TRY IT:
Return each line of the records below in which the string "ουσίες" turns up.

Items from a document page collection

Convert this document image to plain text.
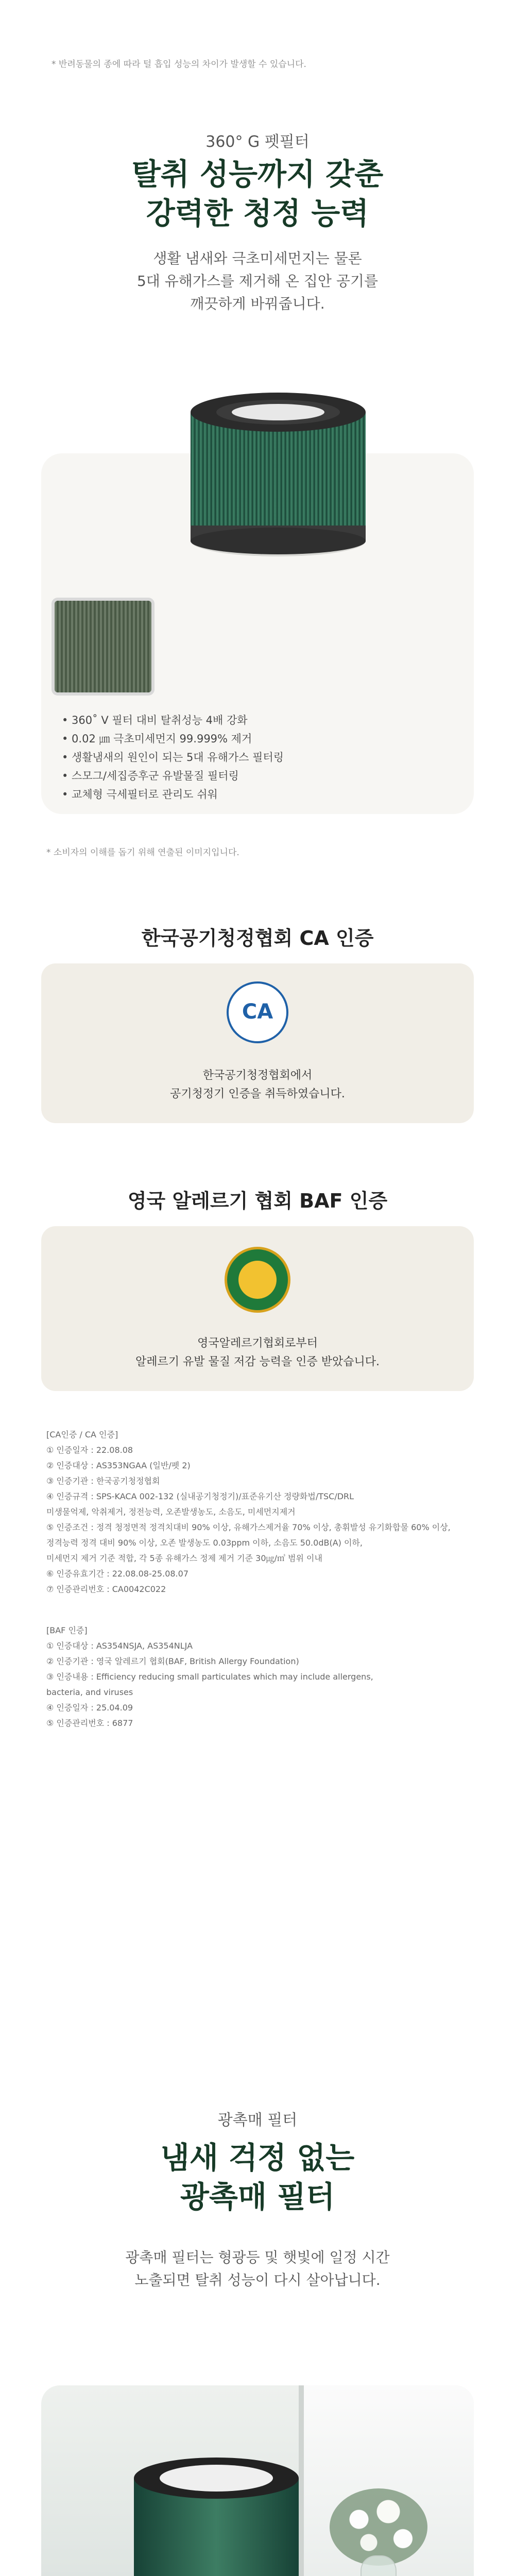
* 반려동물의 종에 따라 털 흡입 성능의 차이가 발생할 수 있습니다.
360° G 펫필터
탈취 성능까지 갖춘
강력한 청정 능력
생활 냄새와 극초미세먼지는 물론
5대 유해가스를 제거해 온 집안 공기를
깨끗하게 바꿔줍니다.
• 360˚ V 필터 대비 탈취성능 4배 강화
• 0.02 ㎛ 극초미세먼지 99.999% 제거
• 생활냄새의 원인이 되는 5대 유해가스 필터링
• 스모그/세집증후군 유발물질 필터링
• 교체형 극세필터로 관리도 쉬워
* 소비자의 이해를 돕기 위해 연출된 이미지입니다.
한국공기청정협회 CA 인증
CA
한국공기청정협회에서
공기청정기 인증을 취득하였습니다.
영국 알레르기 협회 BAF 인증
영국알레르기협회로부터
알레르기 유발 물질 저감 능력을 인증 받았습니다.
[CA인증 / CA 인증]
① 인증일자 : 22.08.08
② 인증대상 : AS353NGAA (일반/펫 2)
③ 인증기관 : 한국공기청정협회
④ 인증규격 : SPS-KACA 002-132 (실내공기청정기)/표준유기산 정량화법/TSC/DRL
미생물억제, 악취제거, 정전능력, 오존발생농도, 소음도, 미세먼지제거
⑤ 인증조건 : 정격 청정면적 정격치대비 90% 이상, 유해가스제거율 70% 이상, 총휘발성 유기화합물 60% 이상,
정격능력 정격 대비 90% 이상, 오존 발생농도 0.03ppm 이하, 소음도 50.0dB(A) 이하,
미세먼지 제거 기준 적합, 각 5종 유해가스 정제 제거 기준 30㎍/㎥ 범위 이내
⑥ 인증유효기간 : 22.08.08-25.08.07
⑦ 인증관리번호 : CA0042C022
[BAF 인증]
① 인증대상 : AS354NSJA, AS354NLJA
② 인증기관 : 영국 알레르기 협회(BAF, British Allergy Foundation)
③ 인증내용 : Efficiency reducing small particulates which may include allergens,
bacteria, and viruses
④ 인증일자 : 25.04.09
⑤ 인증관리번호 : 6877
광촉매 필터
냄새 걱정 없는
광촉매 필터
광촉매 필터는 형광등 및 햇빛에 일정 시간
노출되면 탈취 성능이 다시 살아납니다.
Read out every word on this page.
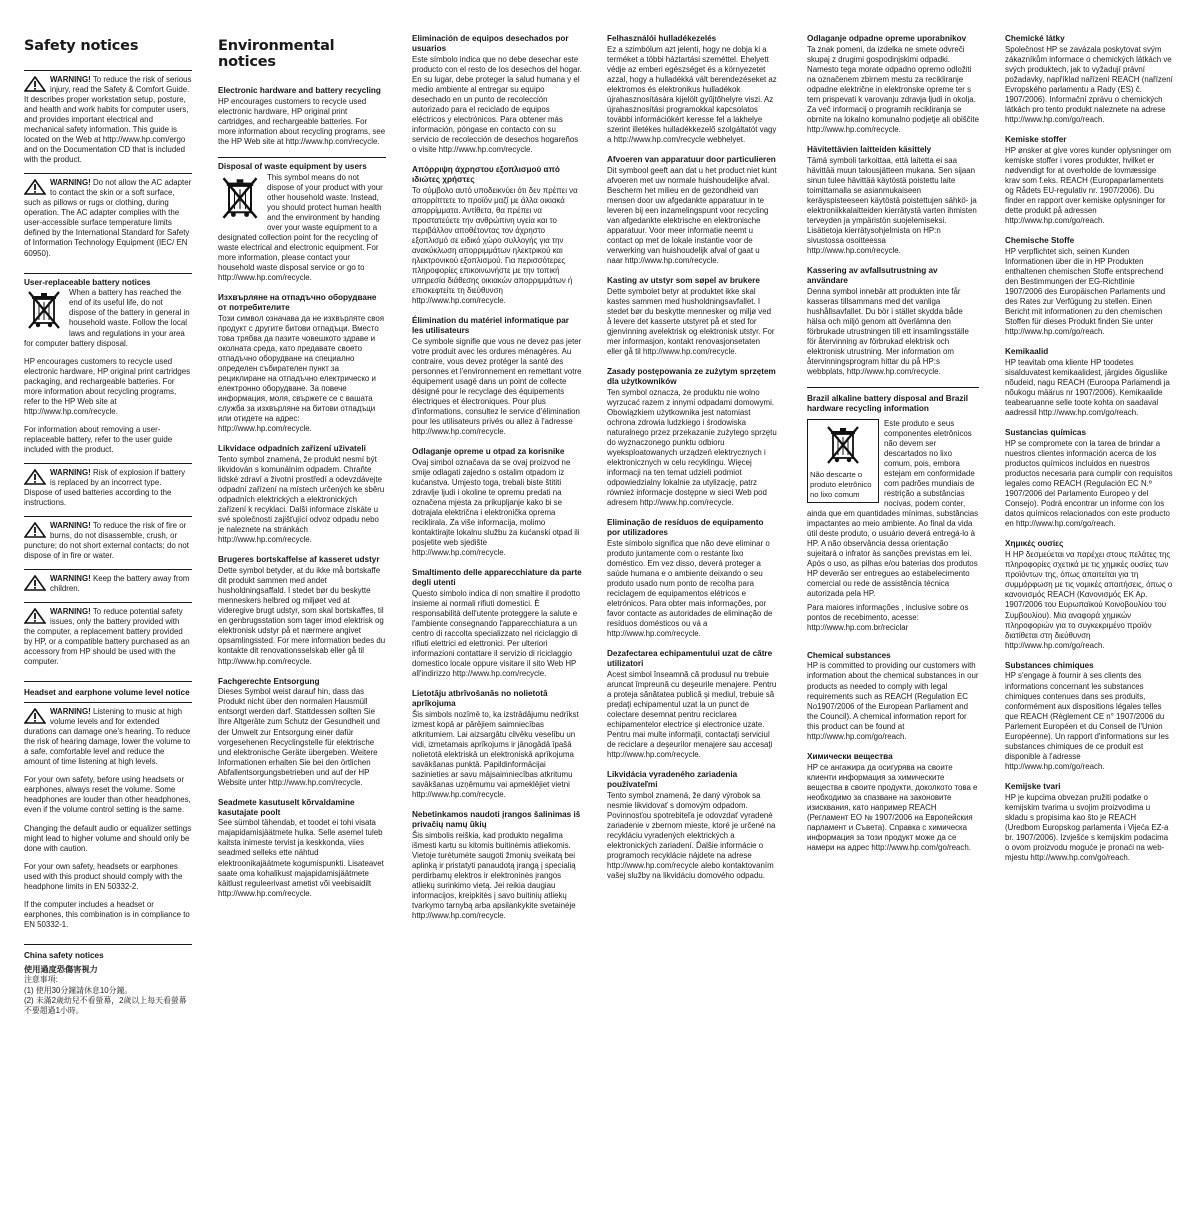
Safety notices
WARNING! To reduce the risk of serious injury, read the Safety & Comfort Guide. It describes proper workstation setup, posture, and health and work habits for computer users, and provides important electrical and mechanical safety information. This guide is located on the Web at http://www.hp.com/ergo and on the Documentation CD that is included with the product.
WARNING! Do not allow the AC adapter to contact the skin or a soft surface, such as pillows or rugs or clothing, during operation. The AC adapter complies with the user-accessible surface temperature limits defined by the International Standard for Safety of Information Technology Equipment (IEC/ EN 60950).
User-replaceable battery notices

When a battery has reached the end of its useful life, do not dispose of the battery in general in household waste. Follow the local laws and regulations in your area for computer battery disposal.

HP encourages customers to recycle used electronic hardware, HP original print cartridges packaging, and rechargeable batteries. For more information about recycling programs, refer to the HP Web site at http://www.hp.com/recycle.

For information about removing a user-replaceable battery, refer to the user guide included with the product.

WARNING! Risk of explosion if battery is replaced by an incorrect type. Dispose of used batteries according to the instructions.
WARNING! To reduce the risk of fire or burns, do not disassemble, crush, or puncture; do not short external contacts; do not dispose of in fire or water.
WARNING! Keep the battery away from children.
WARNING! To reduce potential safety issues, only the battery provided with the computer, a replacement battery provided by HP, or a compatible battery purchased as an accessory from HP should be used with the computer.
Headset and earphone volume level notice
WARNING! Listening to music at high volume levels and for extended durations can damage one's hearing. To reduce the risk of hearing damage, lower the volume to a safe, comfortable level and reduce the amount of time listening at high levels.

For your own safety, before using headsets or earphones, always reset the volume. Some headphones are louder than other headphones, even if the volume control setting is the same.

Changing the default audio or equalizer settings might lead to higher volume and should only be done with caution.

For your own safety, headsets or earphones used with this product should comply with the headphone limits in EN 50332-2.

If the computer includes a headset or earphones, this combination is in compliance to EN 50332-1.

China safety notices
使用過度恐傷害視力

注意事項:

(1) 使用30分鐘請休息10分鐘。

(2) 未滿2歲幼兒不看螢幕，2歲以上每天看螢幕不要超過1小時。

Environmental notices
Electronic hardware and battery recycling

HP encourages customers to recycle used electronic hardware, HP original print cartridges, and rechargeable batteries. For more information about recycling programs, see the HP Web site at http://www.hp.com/recycle.

Disposal of waste equipment by users

This symbol means do not dispose of your product with your other household waste. Instead, you should protect human health and the environment by handing over your waste equipment to a designated collection point for the recycling of waste electrical and electronic equipment. For more information, please contact your household waste disposal service or go to http://www.hp.com/recycle.

Изхвърляне на отпадъчно оборудване от потребителите

Този символ означава да не изхвърляте своя продукт с другите битови отпадъци. Вместо това трябва да пазите човешкото здраве и околната среда, като предавате своето отпадъчно оборудване на специално определен събирателен пункт за рециклиране на отпадъчно електрическо и електронно оборудване. За повече информация, моля, свържете се с вашата служба за изхвърляне на битови отпадъци или отидете на адрес: http://www.hp.com/recycle.

Likvidace odpadních zařízení uživateli

Tento symbol znamená, že produkt nesmí být likvidován s komunálním odpadem. Chraňte lidské zdraví a životní prostředí a odevzdávejte odpadní zařízení na místech určených ke sběru odpadních elektrických a elektronických zařízení k recyklaci. Další informace získáte u své společnosti zajišťující odvoz odpadu nebo je naleznete na stránkách http://www.hp.com/recycle.

Brugeres bortskaffelse af kasseret udstyr

Dette symbol betyder, at du ikke må bortskaffe dit produkt sammen med andet husholdningsaffald. I stedet bør du beskytte menneskers helbred og miljøet ved at videregive brugt udstyr, som skal bortskaffes, til en genbrugsstation som tager imod elektrisk og elektronisk udstyr på et nærmere angivet opsamlingssted. For mere information bedes du kontakte dit renovationsselskab eller gå til http://www.hp.com/recycle.

Fachgerechte Entsorgung

Dieses Symbol weist darauf hin, dass das Produkt nicht über den normalen Hausmüll entsorgt werden darf. Stattdessen sollten Sie Ihre Altgeräte zum Schutz der Gesundheit und der Umwelt zur Entsorgung einer dafür vorgesehenen Recyclingstelle für elektrische und elektronische Geräte übergeben. Weitere Informationen erhalten Sie bei den örtlichen Abfallentsorgungsbetrieben und auf der HP Website unter http://www.hp.com/recycle.

Seadmete kasutuselt kõrvaldamine kasutajate poolt

See sümbol tähendab, et toodet ei tohi visata majapidamisjäätmete hulka. Selle asemel tuleb kaitsta inimeste tervist ja keskkonda, viies seadmed selleks ette nähtud elektroonikajäätmete kogumispunkti. Lisateavet saate oma kohalikust majapidamisjäätmete käitlust reguleerivast ametist või veebisaidilt http://www.hp.com/recycle.

Eliminación de equipos desechados por usuarios

Este símbolo indica que no debe desechar este producto con el resto de los desechos del hogar. En su lugar, debe proteger la salud humana y el medio ambiente al entregar su equipo desechado en un punto de recolección autorizado para el reciclado de equipos eléctricos y electrónicos. Para obtener más información, póngase en contacto con su servicio de recolección de desechos hogareños o visite http://www.hp.com/recycle.

Απόρριψη άχρηστου εξοπλισμού από ιδιώτες χρήστες

Το σύμβολο αυτό υποδεικνύει ότι δεν πρέπει να απορρίπτετε το προϊόν μαζί με άλλα οικιακά απορρίμματα. Αντίθετα, θα πρέπει να προστατεύετε την ανθρώπινη υγεία και το περιβάλλον αποθέτοντας τον άχρηστο εξοπλισμό σε ειδικό χώρο συλλογής για την ανακύκλωση απορριμμάτων ηλεκτρικού και ηλεκτρονικού εξοπλισμού. Για περισσότερες πληροφορίες επικοινωνήστε με την τοπική υπηρεσία διάθεσης οικιακών απορριμμάτων ή επισκεφτείτε τη διεύθυνση http://www.hp.com/recycle.

Élimination du matériel informatique par les utilisateurs

Ce symbole signifie que vous ne devez pas jeter votre produit avec les ordures ménagères. Au contraire, vous devez protéger la santé des personnes et l'environnement en remettant votre équipement usagé dans un point de collecte désigné pour le recyclage des équipements électriques et électroniques. Pour plus d'informations, consultez le service d'élimination pour les utilisateurs privés ou allez à l'adresse http://www.hp.com/recycle.

Odlaganje opreme u otpad za korisnike

Ovaj simbol označava da se ovaj proizvod ne smije odlagati zajedno s ostalim otpadom iz kućanstva. Umjesto toga, trebali biste štititi zdravlje ljudi i okoline te opremu predati na označena mjesta za prikupljanje kako bi se dotrajala električna i elektronička oprema reciklirala. Za više informacija, molimo kontaktirajte lokalnu službu za kućanski otpad ili posjetite web sjedište http://www.hp.com/recycle.

Smaltimento delle apparecchiature da parte degli utenti

Questo simbolo indica di non smaltire il prodotto insieme ai normali rifiuti domestici. È responsabilità dell'utente proteggere la salute e l'ambiente consegnando l'apparecchiatura a un centro di raccolta specializzato nel riciclaggio di rifiuti elettrici ed elettronici. Per ulteriori informazioni contattare il servizio di riciclaggio domestico locale oppure visitare il sito Web HP all'indirizzo http://www.hp.com/recycle.

Lietotāju atbrīvošanās no nolietotā aprīkojuma

Šis simbols nozīmē to, ka izstrādājumu nedrīkst izmest kopā ar pārējiem saimniecības atkritumiem. Lai aizsargātu cilvēku veselību un vidi, izmetamais aprīkojums ir jānogādā īpašā nolietotā elektriskā un elektroniskā aprīkojuma savākšanas punktā. Papildinformācijai sazinieties ar savu mājsaimniecības atkritumu savākšanas uzņēmumu vai apmeklējiet vietni http://www.hp.com/recycle.

Nebetinkamos naudoti įrangos šalinimas iš privačių namų ūkių

Šis simbolis reiškia, kad produkto negalima išmesti kartu su kitomis buitinėmis atliekomis. Vietoje turėtumėte saugoti žmonių sveikatą bei aplinką ir pristatyti panaudotą įrangą į specialią perdirbamų elektros ir elektroninės įrangos atliekų surinkimo vietą. Jei reikia daugiau informacijos, kreipkitės į savo buitinių atliekų tvarkymo tarnybą arba apsilankykite svetainėje http://www.hp.com/recycle.

Felhasználói hulladékezelés

Ez a szimbólum azt jelenti, hogy ne dobja ki a terméket a többi háztartási szeméttel. Ehelyett védje az emberi egészséget és a környezetet azzal, hogy a hulladékká vált berendezéseket az elektromos és elektronikus hulladékok újrahasznosítására kijelölt gyűjtőhelyre viszi. Az újrahasznosítási programokkal kapcsolatos további információkért keresse fel a lakhelye szerint illetékes hulladékkezelő szolgáltatót vagy a http://www.hp.com/recycle webhelyet.

Afvoeren van apparatuur door particulieren

Dit symbool geeft aan dat u het product niet kunt afvoeren met uw normale huishoudelijke afval. Bescherm het milieu en de gezondheid van mensen door uw afgedankte apparatuur in te leveren bij een inzamelingspunt voor recycling van afgedankte elektrische en elektronische apparatuur. Voor meer informatie neemt u contact op met de lokale instantie voor de verwerking van huishoudelijk afval of gaat u naar http://www.hp.com/recycle.

Kasting av utstyr som søpel av brukere

Dette symbolet betyr at produktet ikke skal kastes sammen med husholdningsavfallet. I stedet bør du beskytte mennesker og miljø ved å levere det kasserte utstyret på et sted for gjenvinning avelektrisk og elektronisk utstyr. For mer informasjon, kontakt renovasjonsetaten eller gå til http://www.hp.com/recycle.

Zasady postępowania ze zużytym sprzętem dla użytkowników

Ten symbol oznacza, że produktu nie wolno wyrzucać razem z innymi odpadami domowymi. Obowiązkiem użytkownika jest natomiast ochrona zdrowia ludzkiego i środowiska naturalnego przez przekazanie zużytego sprzętu do wyznaczonego punktu odbioru wyeksploatowanych urządzeń elektrycznych i elektronicznych w celu recyklingu. Więcej informacji na ten temat udzieli podmiot odpowiedzialny lokalnie za utylizację, patrz również informacje dostępne w sieci Web pod adresem http://www.hp.com/recycle.

Eliminação de resíduos de equipamento por utilizadores

Este símbolo significa que não deve eliminar o produto juntamente com o restante lixo doméstico. Em vez disso, deverá proteger a saúde humana e o ambiente deixando o seu produto usado num ponto de recolha para reciclagem de equipamentos elétricos e eletrónicos. Para obter mais informações, por favor contacte as autoridades de eliminação de resíduos domésticos ou vá a http://www.hp.com/recycle.

Dezafectarea echipamentului uzat de către utilizatori

Acest simbol înseamnă că produsul nu trebuie aruncat împreună cu deşeurile menajere. Pentru a proteja sănătatea publică şi mediul, trebuie să predaţi echipamentul uzat la un punct de colectare desemnat pentru reciclarea echipamentelor electrice şi electronice uzate. Pentru mai multe informaţii, contactaţi serviciul de reciclare a deşeurilor menajere sau accesaţi http://www.hp.com/recycle.

Likvidácia vyradeného zariadenia používateľmi

Tento symbol znamená, že daný výrobok sa nesmie likvidovať s domovým odpadom. Povinnosťou spotrebiteľa je odovzdať vyradené zariadenie v zbernom mieste, ktoré je určené na recykláciu vyradených elektrických a elektronických zariadení. Ďalšie informácie o programoch recyklácie nájdete na adrese http://www.hp.com/recycle alebo kontaktovaním vašej služby na likvidáciu domového odpadu.

Odlaganje odpadne opreme uporabnikov

Ta znak pomeni, da izdelka ne smete odvreči skupaj z drugimi gospodinjskimi odpadki. Namesto tega morate odpadno opremo odložiti na označenem zbirnem mestu za recikliranje odpadne električne in elektronske opreme ter s tem prispevati k varovanju zdravja ljudi in okolja. Za več informacij o programih recikliranja se obrnite na lokalno komunalno podjetje ali obiščite http://www.hp.com/recycle.

Hävitettävien laitteiden käsittely

Tämä symboli tarkoittaa, että laitetta ei saa hävittää muun talousjätteen mukana. Sen sijaan sinun tulee hävittää käytöstä poistettu laite toimittamalla se asianmukaiseen keräyspisteeseen käytöstä poistettujen sähkö- ja elektroniikkalaitteiden kierrätystä varten ihmisten terveyden ja ympäristön suojelemiseksi. Lisätietoja kierrätysohjelmista on HP:n sivustossa osoitteessa http://www.hp.com/recycle.

Kassering av avfallsutrustning av användare

Denna symbol innebär att produkten inte får kasseras tillsammans med det vanliga hushållsavfallet. Du bör i stället skydda både hälsa och miljö genom att överlämna den förbrukade utrustningen till ett insamlingsställe för återvinning av förbrukad elektrisk och elektronisk utrustning. Mer information om återvinningsprogram hittar du på HP:s webbplats, http://www.hp.com/recycle.

Brazil alkaline battery disposal and Brazil hardware recycling information
Não descarte o produto eletrônico no lixo comum

Este produto e seus componentes eletrônicos não devem ser descartados no lixo comum, pois, embora estejam em conformidade com padrões mundiais de restrição a substâncias nocivas, podem conter, ainda que em quantidades mínimas, substâncias impactantes ao meio ambiente. Ao final da vida útil deste produto, o usuário deverá entregá-lo à HP. A não observância dessa orientação sujeitará o infrator às sanções previstas em lei. Após o uso, as pilhas e/ou baterias dos produtos HP deverão ser entregues ao estabelecimento comercial ou rede de assistência técnica autorizada pela HP.

Para maiores informações , inclusive sobre os pontos de recebimento, acesse: http://www.hp.com.br/reciclar

Chemical substances

HP is committed to providing our customers with information about the chemical substances in our products as needed to comply with legal requirements such as REACH (Regulation EC No1907/2006 of the European Parliament and the Council). A chemical information report for this product can be found at http://www.hp.com/go/reach.

Химически вещества

HP се ангажира да осигурява на своите клиенти информация за химическите вещества в своите продукти, доколкото това е необходимо за спазване на законовите изисквания, като например REACH (Регламент ЕО № 1907/2006 на Европейския парламент и Съвета). Справка с химическа информация за този продукт може да се намери на адрес http://www.hp.com/go/reach.

Chemické látky

Společnost HP se zavázala poskytovat svým zákazníkům informace o chemických látkách ve svých produktech, jak to vyžadují právní požadavky, například nařízení REACH (nařízení Evropského parlamentu a Rady (ES) č. 1907/2006). Informační zprávu o chemických látkách pro tento produkt naleznete na adrese http://www.hp.com/go/reach.

Kemiske stoffer

HP ønsker at give vores kunder oplysninger om kemiske stoffer i vores produkter, hvilket er nødvendigt for at overholde de lovmæssige krav som f.eks. REACH (Europaparlamentets og Rådets EU-regulativ nr. 1907/2006). Du finder en rapport over kemiske oplysninger for dette produkt på adressen http://www.hp.com/go/reach.

Chemische Stoffe

HP verpflichtet sich, seinen Kunden Informationen über die in HP Produkten enthaltenen chemischen Stoffe entsprechend den Bestimmungen der EG-Richtlinie 1907/2006 des Europäischen Parlaments und des Rates zur Verfügung zu stellen. Einen Bericht mit informationen zu den chemischen Stoffen für dieses Produkt finden Sie unter http://www.hp.com/go/reach.

Kemikaalid

HP teavitab oma kliente HP toodetes sisalduvatest kemikaalidest, järgides õigusliike nõudeid, nagu REACH (Euroopa Parlamendi ja nõukogu määrus nr 1907/2006). Kemikaalide teabearuanne selle toote kohta on saadaval aadressil http://www.hp.com/go/reach.

Sustancias químicas

HP se compromete con la tarea de brindar a nuestros clientes información acerca de los productos químicos incluidos en nuestros productos necesaria para cumplir con requisitos legales como REACH (Regulación EC N.º 1907/2006 del Parlamento Europeo y del Consejo). Podrá encontrar un informe con los datos químicos relacionados con este producto en http://www.hp.com/go/reach.

Χημικές ουσίες

Η HP δεσμεύεται να παρέχει στους πελάτες της πληροφορίες σχετικά με τις χημικές ουσίες των προϊόντων της, όπως απαιτείται για τη συμμόρφωση με τις νομικές απαιτήσεις, όπως ο κανονισμός REACH (Κανονισμός ΕΚ Αρ. 1907/2006 του Ευρωπαϊκού Κοινοβουλίου του Συμβουλίου). Μια αναφορά χημικών πληροφοριών για το συγκεκριμένο προϊόν διατίθεται στη διεύθυνση http://www.hp.com/go/reach.

Substances chimiques

HP s'engage à fournir à ses clients des informations concernant les substances chimiques contenues dans ses produits, conformément aux dispositions légales telles que REACH (Règlement CE n° 1907/2006 du Parlement Européen et du Conseil de l'Union Européenne). Un rapport d'informations sur les substances chimiques de ce produit est disponible à l'adresse http://www.hp.com/go/reach.

Kemijske tvari

HP je kupcima obvezan pružiti podatke o kemijskim tvarima u svojim proizvodima u skladu s propisima kao što je REACH (Uredbom Europskog parlamenta i Vijeća EZ-a br. 1907/2006). Izvješće s kemijskim podacima o ovom proizvodu moguće je pronaći na web-mjestu http://www.hp.com/go/reach.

RESULT:
Χημικές ουσίες
Η HP δεσμεύεται να παρέχει στους πελάτες της πληροφορίες σχετικά με τις χημικές ουσίες των προϊόντων της, όπως απαιτείται για τη συμμόρφωση με τις νομικές απαιτήσεις, όπως ο κανονισμός REACH (Κανονισμός ΕΚ Αρ. 1907/2006 του Ευρωπαϊκού Κοινοβουλίου του Συμβουλίου). Μια αναφορά χημικών πληροφοριών για το συγκεκριμένο προϊόν διατίθεται στη διεύθυνση http://www.hp.com/go/reach.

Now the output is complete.